[Dataset entries]
--- START ---
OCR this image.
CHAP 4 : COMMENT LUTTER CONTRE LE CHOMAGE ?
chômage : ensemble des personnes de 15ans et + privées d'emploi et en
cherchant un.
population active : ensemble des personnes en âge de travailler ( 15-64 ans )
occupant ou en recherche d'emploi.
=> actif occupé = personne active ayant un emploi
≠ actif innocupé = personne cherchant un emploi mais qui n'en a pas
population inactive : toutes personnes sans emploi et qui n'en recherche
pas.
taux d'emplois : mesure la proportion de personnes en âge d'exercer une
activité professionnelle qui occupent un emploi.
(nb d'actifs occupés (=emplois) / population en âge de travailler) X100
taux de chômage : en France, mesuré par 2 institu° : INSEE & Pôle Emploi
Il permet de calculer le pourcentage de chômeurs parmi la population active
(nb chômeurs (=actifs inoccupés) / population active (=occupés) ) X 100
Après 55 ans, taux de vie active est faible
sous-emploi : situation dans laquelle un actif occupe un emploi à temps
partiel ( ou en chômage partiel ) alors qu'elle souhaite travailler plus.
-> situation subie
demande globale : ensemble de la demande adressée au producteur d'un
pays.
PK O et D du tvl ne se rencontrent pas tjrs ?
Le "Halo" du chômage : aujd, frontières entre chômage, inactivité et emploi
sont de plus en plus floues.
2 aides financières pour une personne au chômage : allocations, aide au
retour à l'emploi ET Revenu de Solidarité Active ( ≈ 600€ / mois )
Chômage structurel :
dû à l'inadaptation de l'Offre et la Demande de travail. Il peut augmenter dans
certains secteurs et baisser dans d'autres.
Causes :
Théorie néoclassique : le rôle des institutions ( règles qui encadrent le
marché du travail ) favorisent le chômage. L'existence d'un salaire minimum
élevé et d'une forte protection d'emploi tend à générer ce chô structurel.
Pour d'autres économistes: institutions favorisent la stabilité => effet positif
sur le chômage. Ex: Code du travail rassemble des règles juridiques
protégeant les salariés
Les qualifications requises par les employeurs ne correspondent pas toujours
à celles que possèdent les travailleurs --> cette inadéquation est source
--- END ---
PROBLEM DESCRIPTION: Determine how many lines of the listing hold the word "situation" and reply with that figure alone.

TASK SOLUTION: 2